• _Records supplied_
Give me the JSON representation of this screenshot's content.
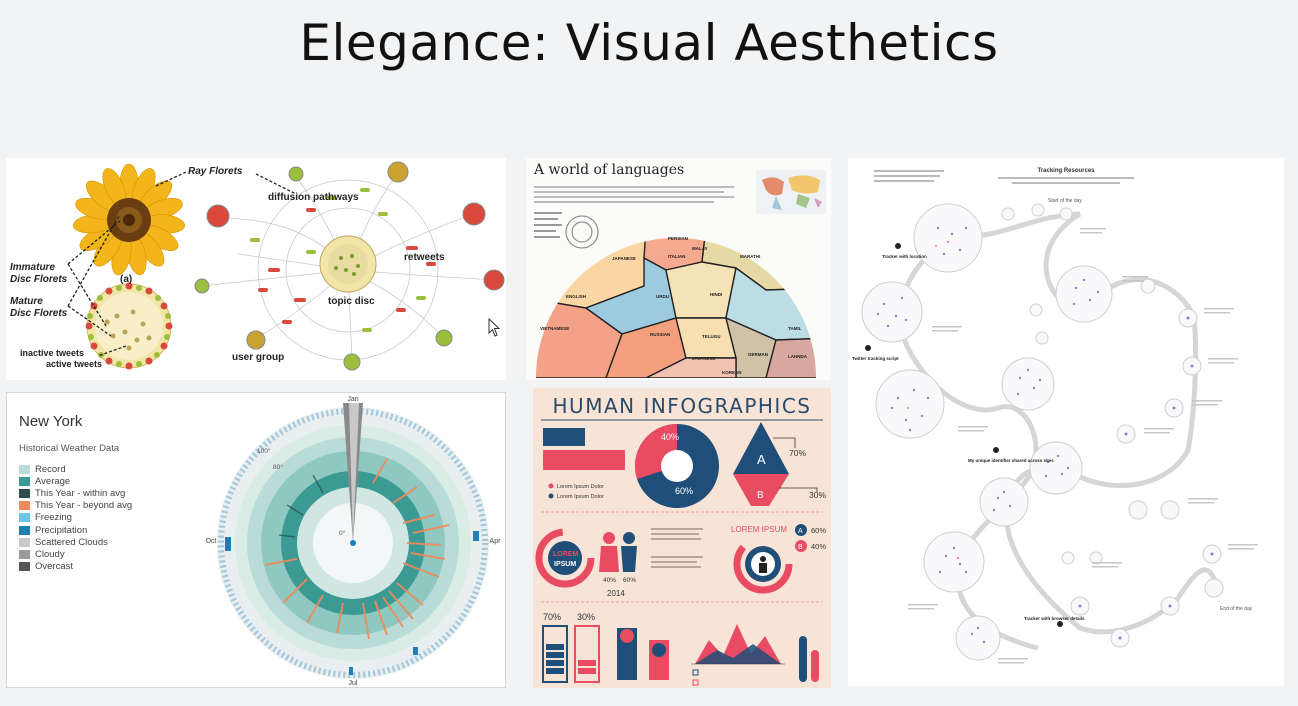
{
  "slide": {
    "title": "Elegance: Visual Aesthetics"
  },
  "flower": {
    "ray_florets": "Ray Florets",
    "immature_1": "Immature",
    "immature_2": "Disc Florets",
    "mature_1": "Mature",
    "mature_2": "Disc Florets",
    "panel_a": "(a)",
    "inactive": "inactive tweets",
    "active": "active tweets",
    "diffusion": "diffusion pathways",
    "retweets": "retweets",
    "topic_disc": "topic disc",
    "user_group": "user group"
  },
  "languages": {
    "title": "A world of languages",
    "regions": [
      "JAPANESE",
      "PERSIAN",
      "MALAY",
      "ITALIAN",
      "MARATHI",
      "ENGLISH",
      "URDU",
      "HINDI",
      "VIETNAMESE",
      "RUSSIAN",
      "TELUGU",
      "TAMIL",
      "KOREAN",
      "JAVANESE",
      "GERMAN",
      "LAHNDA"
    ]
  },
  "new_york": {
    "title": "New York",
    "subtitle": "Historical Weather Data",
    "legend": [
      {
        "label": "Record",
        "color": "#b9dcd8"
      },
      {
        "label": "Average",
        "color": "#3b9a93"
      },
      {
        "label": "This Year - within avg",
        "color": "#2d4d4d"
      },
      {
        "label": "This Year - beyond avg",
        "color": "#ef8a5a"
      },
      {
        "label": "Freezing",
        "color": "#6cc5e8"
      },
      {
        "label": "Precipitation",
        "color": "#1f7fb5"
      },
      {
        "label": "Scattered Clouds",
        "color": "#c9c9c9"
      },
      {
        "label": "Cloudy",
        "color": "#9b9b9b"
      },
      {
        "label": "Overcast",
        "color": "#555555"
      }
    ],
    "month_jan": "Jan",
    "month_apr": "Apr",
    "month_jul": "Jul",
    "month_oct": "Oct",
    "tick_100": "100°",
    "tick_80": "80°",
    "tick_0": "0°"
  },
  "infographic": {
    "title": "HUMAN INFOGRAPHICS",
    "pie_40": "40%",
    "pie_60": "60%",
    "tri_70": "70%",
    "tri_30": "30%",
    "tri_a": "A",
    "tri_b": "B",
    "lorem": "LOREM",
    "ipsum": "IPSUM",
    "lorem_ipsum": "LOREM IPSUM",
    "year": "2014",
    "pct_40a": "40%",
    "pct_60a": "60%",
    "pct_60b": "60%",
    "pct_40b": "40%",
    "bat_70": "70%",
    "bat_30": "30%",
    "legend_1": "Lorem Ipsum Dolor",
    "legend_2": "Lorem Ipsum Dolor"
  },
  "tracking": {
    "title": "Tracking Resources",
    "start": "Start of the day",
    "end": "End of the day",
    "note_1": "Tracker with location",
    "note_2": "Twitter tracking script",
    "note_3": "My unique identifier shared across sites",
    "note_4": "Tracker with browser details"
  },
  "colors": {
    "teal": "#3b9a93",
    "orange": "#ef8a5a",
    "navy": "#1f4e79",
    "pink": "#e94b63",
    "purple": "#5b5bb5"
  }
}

• _Short problem_
Using the records given above, list every line that includes the word "Dolor".

• _Exercise solution_
    "legend_1": "Lorem Ipsum Dolor",
    "legend_2": "Lorem Ipsum Dolor"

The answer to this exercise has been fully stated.